*** RECORDS SHOWN

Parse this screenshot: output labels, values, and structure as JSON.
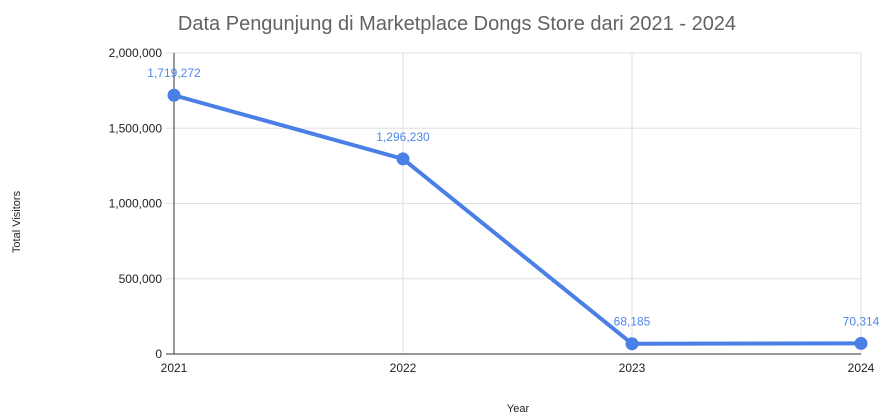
{
  "chart_data": {
    "type": "line",
    "title": "Data Pengunjung di Marketplace Dongs Store dari 2021 - 2024",
    "xlabel": "Year",
    "ylabel": "Total Visitors",
    "categories": [
      "2021",
      "2022",
      "2023",
      "2024"
    ],
    "series": [
      {
        "values": [
          1719272,
          1296230,
          68185,
          70314
        ],
        "data_labels": [
          "1,719,272",
          "1,296,230",
          "68,185",
          "70,314"
        ]
      }
    ],
    "ylim": [
      0,
      2000000
    ],
    "yticks": [
      0,
      500000,
      1000000,
      1500000,
      2000000
    ],
    "ytick_labels": [
      "0",
      "500,000",
      "1,000,000",
      "1,500,000",
      "2,000,000"
    ],
    "grid": true,
    "legend": "none",
    "colors": {
      "line": "#4a7fe6",
      "label": "#4f86ec"
    }
  }
}
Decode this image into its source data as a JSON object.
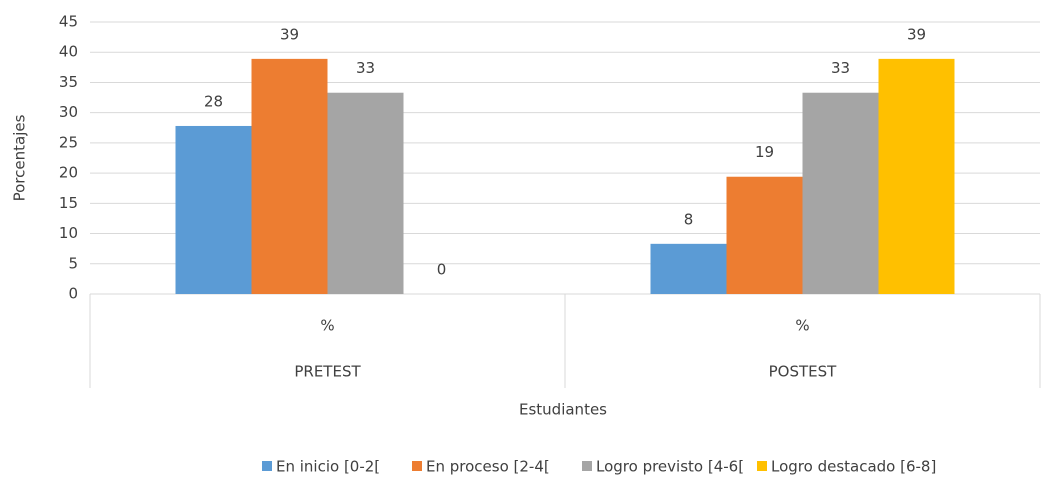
{
  "chart_data": {
    "type": "bar",
    "y_label": "Porcentajes",
    "x_label": "Estudiantes",
    "categories": [
      "%",
      "%"
    ],
    "groups": [
      "PRETEST",
      "POSTEST"
    ],
    "series": [
      {
        "name": "En inicio [0-2[",
        "color": "#5b9bd5",
        "values": [
          27.8,
          8.3
        ],
        "value_labels": [
          "28",
          "8"
        ]
      },
      {
        "name": "En proceso [2-4[",
        "color": "#ed7d31",
        "values": [
          38.9,
          19.4
        ],
        "value_labels": [
          "39",
          "19"
        ]
      },
      {
        "name": "Logro previsto [4-6[",
        "color": "#a5a5a5",
        "values": [
          33.3,
          33.3
        ],
        "value_labels": [
          "33",
          "33"
        ]
      },
      {
        "name": "Logro destacado [6-8]",
        "color": "#ffc000",
        "values": [
          0,
          38.9
        ],
        "value_labels": [
          "0",
          "39"
        ]
      }
    ],
    "ylim": [
      0,
      45
    ],
    "yticks": [
      0,
      5,
      10,
      15,
      20,
      25,
      30,
      35,
      40,
      45
    ],
    "grid": true,
    "legend": "bottom"
  }
}
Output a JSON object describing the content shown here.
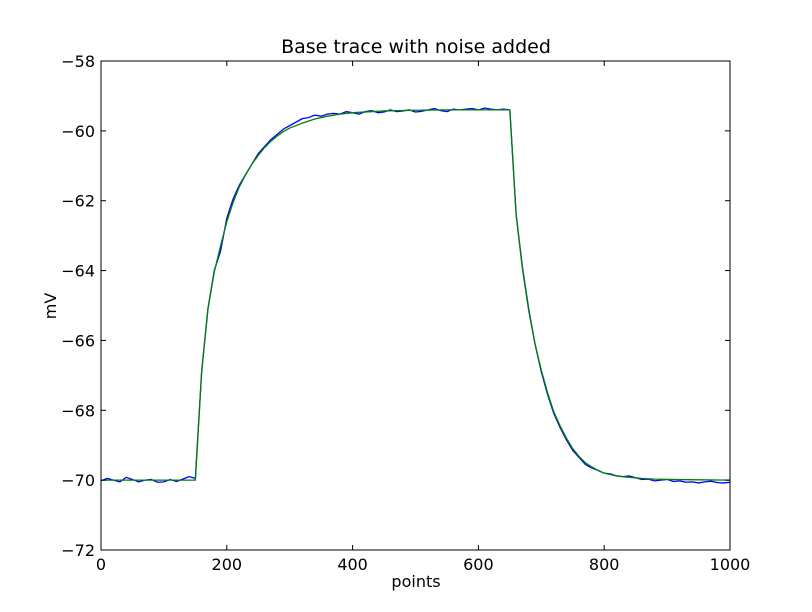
{
  "chart_data": {
    "type": "line",
    "title": "Base trace with noise added",
    "xlabel": "points",
    "ylabel": "mV",
    "xlim": [
      0,
      1000
    ],
    "ylim": [
      -72,
      -58
    ],
    "x_ticks": [
      0,
      200,
      400,
      600,
      800,
      1000
    ],
    "y_ticks": [
      -72,
      -70,
      -68,
      -66,
      -64,
      -62,
      -60,
      -58
    ],
    "x_tick_labels": [
      "0",
      "200",
      "400",
      "600",
      "800",
      "1000"
    ],
    "y_tick_labels": [
      "−72",
      "−70",
      "−68",
      "−66",
      "−64",
      "−62",
      "−60",
      "−58"
    ],
    "grid": false,
    "legend": "none",
    "series": [
      {
        "color": "#0000ff",
        "points": [
          [
            0,
            -70.02
          ],
          [
            10,
            -69.95
          ],
          [
            20,
            -70.0
          ],
          [
            30,
            -70.05
          ],
          [
            40,
            -69.92
          ],
          [
            50,
            -69.98
          ],
          [
            60,
            -70.05
          ],
          [
            70,
            -70.0
          ],
          [
            80,
            -69.98
          ],
          [
            90,
            -70.06
          ],
          [
            100,
            -70.05
          ],
          [
            110,
            -69.98
          ],
          [
            120,
            -70.04
          ],
          [
            130,
            -69.97
          ],
          [
            140,
            -69.9
          ],
          [
            150,
            -69.95
          ],
          [
            160,
            -66.9
          ],
          [
            170,
            -65.1
          ],
          [
            180,
            -64.0
          ],
          [
            190,
            -63.45
          ],
          [
            200,
            -62.5
          ],
          [
            210,
            -61.95
          ],
          [
            220,
            -61.55
          ],
          [
            230,
            -61.25
          ],
          [
            240,
            -60.95
          ],
          [
            250,
            -60.65
          ],
          [
            260,
            -60.45
          ],
          [
            270,
            -60.25
          ],
          [
            280,
            -60.1
          ],
          [
            290,
            -59.95
          ],
          [
            300,
            -59.85
          ],
          [
            310,
            -59.75
          ],
          [
            320,
            -59.65
          ],
          [
            330,
            -59.62
          ],
          [
            340,
            -59.55
          ],
          [
            350,
            -59.58
          ],
          [
            360,
            -59.52
          ],
          [
            370,
            -59.5
          ],
          [
            380,
            -59.52
          ],
          [
            390,
            -59.45
          ],
          [
            400,
            -59.48
          ],
          [
            410,
            -59.52
          ],
          [
            420,
            -59.45
          ],
          [
            430,
            -59.42
          ],
          [
            440,
            -59.48
          ],
          [
            450,
            -59.46
          ],
          [
            460,
            -59.4
          ],
          [
            470,
            -59.45
          ],
          [
            480,
            -59.43
          ],
          [
            490,
            -59.4
          ],
          [
            500,
            -59.46
          ],
          [
            510,
            -59.44
          ],
          [
            520,
            -59.4
          ],
          [
            530,
            -59.36
          ],
          [
            540,
            -59.42
          ],
          [
            550,
            -59.45
          ],
          [
            560,
            -59.38
          ],
          [
            570,
            -59.4
          ],
          [
            580,
            -59.38
          ],
          [
            590,
            -59.36
          ],
          [
            600,
            -59.4
          ],
          [
            610,
            -59.35
          ],
          [
            620,
            -59.38
          ],
          [
            630,
            -59.4
          ],
          [
            640,
            -59.38
          ],
          [
            650,
            -59.4
          ],
          [
            660,
            -62.4
          ],
          [
            670,
            -63.9
          ],
          [
            680,
            -65.1
          ],
          [
            690,
            -66.1
          ],
          [
            700,
            -66.9
          ],
          [
            710,
            -67.55
          ],
          [
            720,
            -68.1
          ],
          [
            730,
            -68.5
          ],
          [
            740,
            -68.85
          ],
          [
            750,
            -69.15
          ],
          [
            760,
            -69.35
          ],
          [
            770,
            -69.55
          ],
          [
            780,
            -69.65
          ],
          [
            790,
            -69.72
          ],
          [
            800,
            -69.8
          ],
          [
            810,
            -69.82
          ],
          [
            820,
            -69.88
          ],
          [
            830,
            -69.9
          ],
          [
            840,
            -69.88
          ],
          [
            850,
            -69.93
          ],
          [
            860,
            -69.98
          ],
          [
            870,
            -69.97
          ],
          [
            880,
            -70.02
          ],
          [
            890,
            -70.0
          ],
          [
            900,
            -69.98
          ],
          [
            910,
            -70.04
          ],
          [
            920,
            -70.02
          ],
          [
            930,
            -70.06
          ],
          [
            940,
            -70.05
          ],
          [
            950,
            -70.08
          ],
          [
            960,
            -70.05
          ],
          [
            970,
            -70.03
          ],
          [
            980,
            -70.07
          ],
          [
            990,
            -70.08
          ],
          [
            1000,
            -70.06
          ]
        ]
      },
      {
        "color": "#008000",
        "points": [
          [
            0,
            -70.0
          ],
          [
            150,
            -70.0
          ],
          [
            160,
            -66.9
          ],
          [
            170,
            -65.1
          ],
          [
            180,
            -64.05
          ],
          [
            190,
            -63.3
          ],
          [
            200,
            -62.6
          ],
          [
            210,
            -62.05
          ],
          [
            220,
            -61.6
          ],
          [
            230,
            -61.25
          ],
          [
            240,
            -60.95
          ],
          [
            250,
            -60.7
          ],
          [
            260,
            -60.48
          ],
          [
            270,
            -60.3
          ],
          [
            280,
            -60.15
          ],
          [
            290,
            -60.02
          ],
          [
            300,
            -59.92
          ],
          [
            320,
            -59.78
          ],
          [
            340,
            -59.66
          ],
          [
            360,
            -59.58
          ],
          [
            380,
            -59.52
          ],
          [
            400,
            -59.48
          ],
          [
            450,
            -59.43
          ],
          [
            500,
            -59.41
          ],
          [
            550,
            -59.4
          ],
          [
            600,
            -59.4
          ],
          [
            650,
            -59.4
          ],
          [
            660,
            -62.4
          ],
          [
            670,
            -63.95
          ],
          [
            680,
            -65.15
          ],
          [
            690,
            -66.1
          ],
          [
            700,
            -66.85
          ],
          [
            710,
            -67.5
          ],
          [
            720,
            -68.05
          ],
          [
            730,
            -68.45
          ],
          [
            740,
            -68.8
          ],
          [
            750,
            -69.1
          ],
          [
            760,
            -69.32
          ],
          [
            770,
            -69.5
          ],
          [
            780,
            -69.62
          ],
          [
            790,
            -69.72
          ],
          [
            800,
            -69.8
          ],
          [
            820,
            -69.88
          ],
          [
            840,
            -69.92
          ],
          [
            860,
            -69.95
          ],
          [
            880,
            -69.97
          ],
          [
            900,
            -69.98
          ],
          [
            950,
            -69.99
          ],
          [
            1000,
            -70.0
          ]
        ]
      }
    ]
  }
}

******

= SHORT TASK =
Pull out every line holding "JSON" from the records above, and copy it.

= TASK ANSWER =
Parse this screenshot: output labels, values, and structure as JSON.
Decode this image into its source data as a JSON object.
Output a JSON object describing the content shown here.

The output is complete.